__Task statement__. Set down, word for word, the stretch of the essay on accepting that you are average starting at "Many find being" and ending at "those they love.".

__Document extract__.
+++++

Accepting That You Are Average

Reconciling yourself to your limitations is a painful task, one that many never complete. And yet accepting that you are average can bring an enormous sense of relief. It can also help people live happier and more authentic lives. But it isn’t easy. The fact is, though it may be good for people to see themselves in a more realistic light, most don’t want to. Fantasy and delusion also have their attractions.

Mediocrity

Many find being average intensely painful. Unfortunately, it can also lead to bitterness, anger, and aggression. As Satan famously says in Milton’s Paradise Lost, “better to reign in hell than serve in heaven,” a line that could have been spoken by every vicious little dictator in history. The urge to stand out from the crowd in some way, to assert oneself and be noticed, can have terrible consequences. In pursuit of wealth and fame, people will literally wreck their marriage, neglect their children, and even betray those they love.

Of course, this desire is nothing new. Even in Greek Myth you find characters like Achilles who, when offered the choice between a brief but glorious life and a long but insignificant one, chose the first. And yet modern life intensifies these desires. A hundred years ago, most people were concerned with simply holding down a job, paying the rent, and feeding their children. In today’s rich, media-driven, “celebrity culture,” priorities have changed. A recent survey of British schoolchildren, for example, found that the most common reply to the question “what do you want to be when you grow up?” was simply “famous!”

Part of the problem is that the average person is now deluged with information from the moment they wake up. Social media, 24-hour-news, and endless TV channels present us with an absurd and dangerous idea – that it is normal to be famous, beautiful, talented, or exceptional. Consequently, people feel like failures for being ordinary! And, as the psychologist Alfred Adler observed, when people feel inferior they try to compensate. This usually means developing absurd, unrealistic ambitions, which they then fail to achieve, thus redoubling the sense of inferiority.

+++++

__Data section__.
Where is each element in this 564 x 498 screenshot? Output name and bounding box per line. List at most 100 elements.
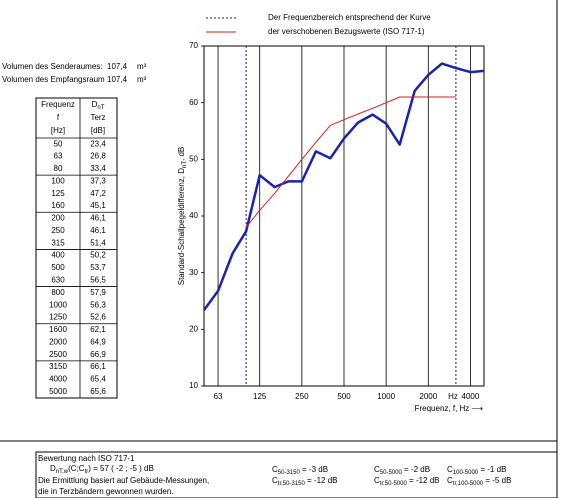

+++++

__Expected output__.
Many find being average intensely painful. Unfortunately, it can also lead to bitterness, anger, and aggression. As Satan famously says in Milton’s Paradise Lost, “better to reign in hell than serve in heaven,” a line that could have been spoken by every vicious little dictator in history. The urge to stand out from the crowd in some way, to assert oneself and be noticed, can have terrible consequences. In pursuit of wealth and fame, people will literally wreck their marriage, neglect their children, and even betray those they love.